= Dataset rows =
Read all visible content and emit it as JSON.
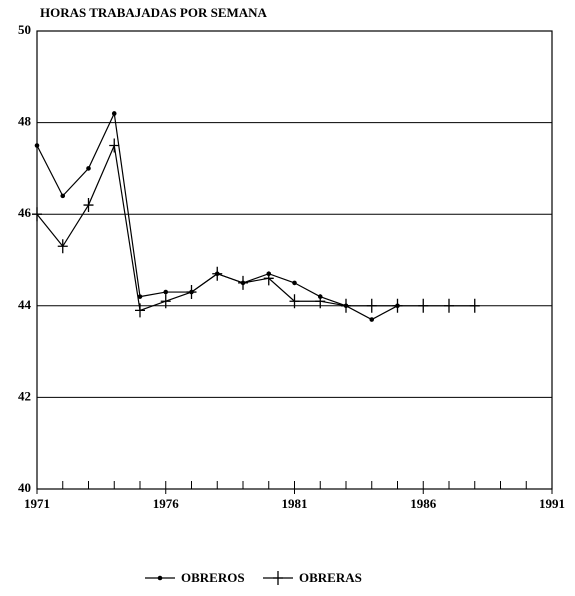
{
  "chart_data": {
    "type": "line",
    "title": "HORAS TRABAJADAS POR SEMANA",
    "x": [
      1971,
      1972,
      1973,
      1974,
      1975,
      1976,
      1977,
      1978,
      1979,
      1980,
      1981,
      1982,
      1983,
      1984,
      1985,
      1986,
      1987,
      1988
    ],
    "series": [
      {
        "name": "OBREROS",
        "color": "#000000",
        "marker": "dot",
        "values": [
          47.5,
          46.4,
          47.0,
          48.2,
          44.2,
          44.3,
          44.3,
          44.7,
          44.5,
          44.7,
          44.5,
          44.2,
          44.0,
          43.7,
          44.0,
          null,
          null,
          null
        ]
      },
      {
        "name": "OBRERAS",
        "color": "#000000",
        "marker": "plus",
        "values": [
          46.0,
          45.3,
          46.2,
          47.5,
          43.9,
          44.1,
          44.3,
          44.7,
          44.5,
          44.6,
          44.1,
          44.1,
          44.0,
          44.0,
          44.0,
          44.0,
          44.0,
          44.0
        ]
      }
    ],
    "xlim": [
      1971,
      1991
    ],
    "xticks": [
      1971,
      1976,
      1981,
      1986,
      1991
    ],
    "ylim": [
      40,
      50
    ],
    "yticks": [
      40,
      42,
      44,
      46,
      48,
      50
    ],
    "grid": true,
    "legend": "bottom"
  }
}
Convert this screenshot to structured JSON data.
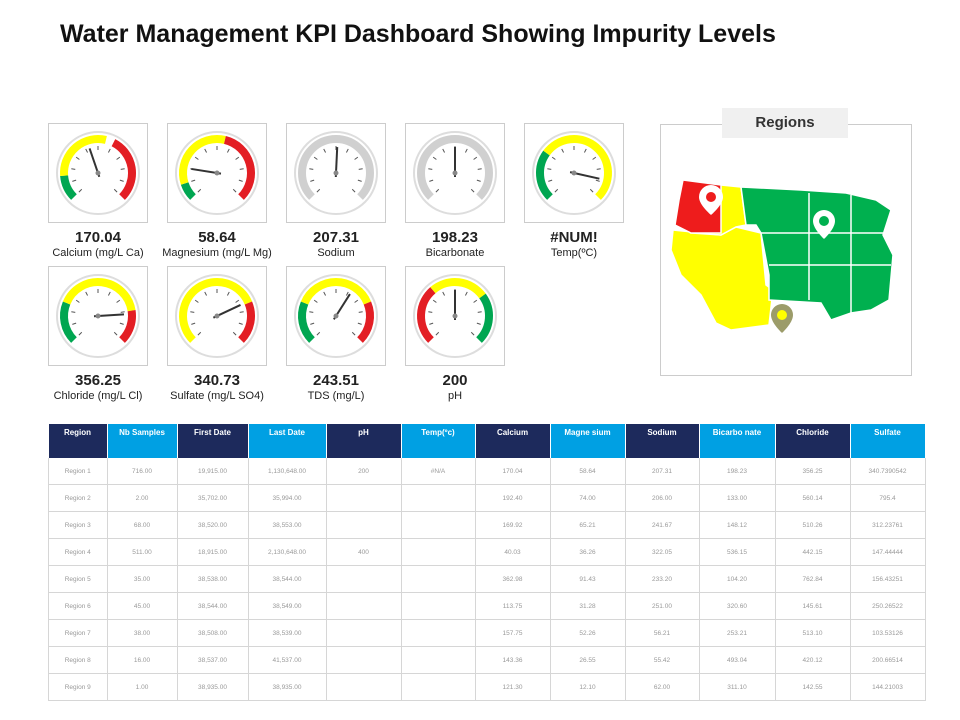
{
  "header": {
    "title": "Water Management KPI Dashboard Showing Impurity Levels"
  },
  "gauges": [
    {
      "value": "170.04",
      "label": "Calcium (mg/L Ca)"
    },
    {
      "value": "58.64",
      "label": "Magnesium (mg/L Mg)"
    },
    {
      "value": "207.31",
      "label": "Sodium"
    },
    {
      "value": "198.23",
      "label": "Bicarbonate"
    },
    {
      "value": "#NUM!",
      "label": "Temp(ºC)"
    },
    {
      "value": "356.25",
      "label": "Chloride (mg/L Cl)"
    },
    {
      "value": "340.73",
      "label": "Sulfate (mg/L SO4)"
    },
    {
      "value": "243.51",
      "label": "TDS (mg/L)"
    },
    {
      "value": "200",
      "label": "pH"
    }
  ],
  "map": {
    "title": "Regions"
  },
  "table": {
    "columns": [
      "Region",
      "Nb Samples",
      "First Date",
      "Last Date",
      "pH",
      "Temp(ºc)",
      "Calcium",
      "Magne sium",
      "Sodium",
      "Bicarbo nate",
      "Chloride",
      "Sulfate"
    ],
    "rows": [
      [
        "Region 1",
        "716.00",
        "19,915.00",
        "1,130,648.00",
        "200",
        "#N/A",
        "170.04",
        "58.64",
        "207.31",
        "198.23",
        "356.25",
        "340.7390542"
      ],
      [
        "Region 2",
        "2.00",
        "35,702.00",
        "35,994.00",
        null,
        null,
        "192.40",
        "74.00",
        "206.00",
        "133.00",
        "560.14",
        "795.4"
      ],
      [
        "Region 3",
        "68.00",
        "38,520.00",
        "38,553.00",
        null,
        null,
        "169.92",
        "65.21",
        "241.67",
        "148.12",
        "510.26",
        "312.23761"
      ],
      [
        "Region 4",
        "511.00",
        "18,915.00",
        "2,130,648.00",
        "400",
        null,
        "40.03",
        "36.26",
        "322.05",
        "536.15",
        "442.15",
        "147.44444"
      ],
      [
        "Region 5",
        "35.00",
        "38,538.00",
        "38,544.00",
        null,
        null,
        "362.98",
        "91.43",
        "233.20",
        "104.20",
        "762.84",
        "156.43251"
      ],
      [
        "Region 6",
        "45.00",
        "38,544.00",
        "38,549.00",
        null,
        null,
        "113.75",
        "31.28",
        "251.00",
        "320.60",
        "145.61",
        "250.26522"
      ],
      [
        "Region 7",
        "38.00",
        "38,508.00",
        "38,539.00",
        null,
        null,
        "157.75",
        "52.26",
        "56.21",
        "253.21",
        "513.10",
        "103.53126"
      ],
      [
        "Region 8",
        "16.00",
        "38,537.00",
        "41,537.00",
        null,
        null,
        "143.36",
        "26.55",
        "55.42",
        "493.04",
        "420.12",
        "200.66514"
      ],
      [
        "Region 9",
        "1.00",
        "38,935.00",
        "38,935.00",
        null,
        null,
        "121.30",
        "12.10",
        "62.00",
        "311.10",
        "142.55",
        "144.21003"
      ]
    ]
  }
}
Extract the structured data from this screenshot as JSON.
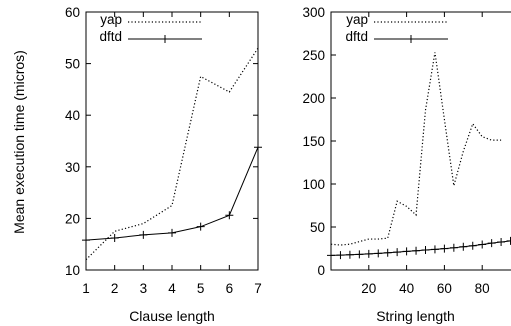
{
  "ylabel_shared": "Mean execution time (micros)",
  "chart_data": [
    {
      "type": "line",
      "xlabel": "Clause length",
      "ylabel": "Mean execution time (micros)",
      "xlim": [
        1,
        7
      ],
      "ylim": [
        10,
        60
      ],
      "xticks": [
        1,
        2,
        3,
        4,
        5,
        6,
        7
      ],
      "yticks": [
        10,
        20,
        30,
        40,
        50,
        60
      ],
      "legend": "top-left",
      "grid": false,
      "series": [
        {
          "name": "yap",
          "style": "dotted",
          "x": [
            1,
            2,
            3,
            4,
            5,
            6,
            7
          ],
          "y": [
            12,
            17.5,
            19,
            22.5,
            47.5,
            44.5,
            53
          ]
        },
        {
          "name": "dftd",
          "style": "solid-plus",
          "x": [
            1,
            2,
            3,
            4,
            5,
            6,
            7
          ],
          "y": [
            15.8,
            16.2,
            16.8,
            17.2,
            18.4,
            20.6,
            33.8
          ]
        }
      ]
    },
    {
      "type": "line",
      "xlabel": "String length",
      "ylabel": "",
      "xlim": [
        0,
        100
      ],
      "ylim": [
        0,
        300
      ],
      "xticks": [
        20,
        40,
        60,
        80
      ],
      "yticks": [
        0,
        50,
        100,
        150,
        200,
        250,
        300
      ],
      "legend": "top-left",
      "grid": false,
      "series": [
        {
          "name": "yap",
          "style": "dotted",
          "x": [
            0,
            5,
            10,
            15,
            20,
            25,
            30,
            35,
            40,
            45,
            50,
            55,
            60,
            65,
            70,
            75,
            80,
            85,
            90
          ],
          "y": [
            30,
            29,
            30,
            33,
            36,
            36,
            37,
            80,
            74,
            64,
            186,
            253,
            175,
            98,
            138,
            170,
            155,
            151,
            151
          ]
        },
        {
          "name": "dftd",
          "style": "solid-plus",
          "x": [
            0,
            5,
            10,
            15,
            20,
            25,
            30,
            35,
            40,
            45,
            50,
            55,
            60,
            65,
            70,
            75,
            80,
            85,
            90,
            95,
            100
          ],
          "y": [
            17,
            17.3,
            17.7,
            18.2,
            18.7,
            19.3,
            20,
            20.8,
            21.6,
            22.4,
            23.2,
            24,
            24.9,
            25.8,
            27,
            28.2,
            29.6,
            31.2,
            32.5,
            33.8,
            35
          ]
        }
      ]
    }
  ]
}
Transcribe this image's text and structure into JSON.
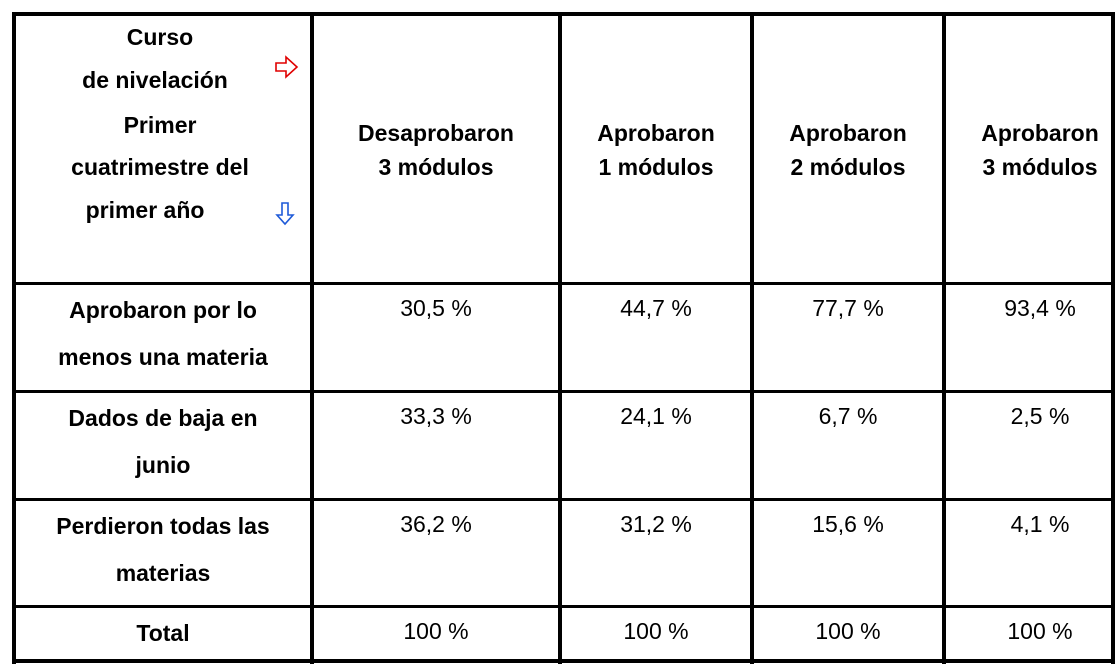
{
  "table": {
    "corner": {
      "top": [
        "Curso",
        "de nivelación"
      ],
      "bottom": [
        "Primer",
        "cuatrimestre del",
        "primer año"
      ]
    },
    "columns": [
      [
        "Desaprobaron",
        "3 módulos"
      ],
      [
        "Aprobaron",
        "1 módulos"
      ],
      [
        "Aprobaron",
        "2 módulos"
      ],
      [
        "Aprobaron",
        "3 módulos"
      ]
    ],
    "rows": [
      {
        "label": [
          "Aprobaron por lo",
          "menos una materia"
        ],
        "cells": [
          "30,5 %",
          "44,7 %",
          "77,7 %",
          "93,4 %"
        ]
      },
      {
        "label": [
          "Dados de baja en",
          "junio"
        ],
        "cells": [
          "33,3 %",
          "24,1 %",
          "6,7 %",
          "2,5 %"
        ]
      },
      {
        "label": [
          "Perdieron todas las",
          "materias"
        ],
        "cells": [
          "36,2 %",
          "31,2 %",
          "15,6 %",
          "4,1 %"
        ]
      },
      {
        "label": [
          "Total"
        ],
        "cells": [
          "100 %",
          "100 %",
          "100 %",
          "100 %"
        ]
      }
    ]
  }
}
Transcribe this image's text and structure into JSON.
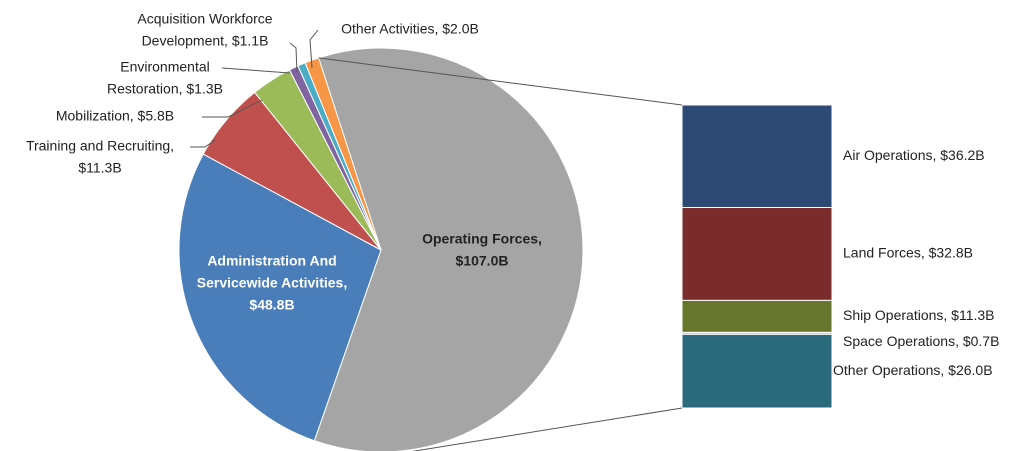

= What is needed =
Pick every line with "length" in it and copy it.

= Answer to this exercise =
      "xlabel": "Clause length",
      "xlabel": "String length",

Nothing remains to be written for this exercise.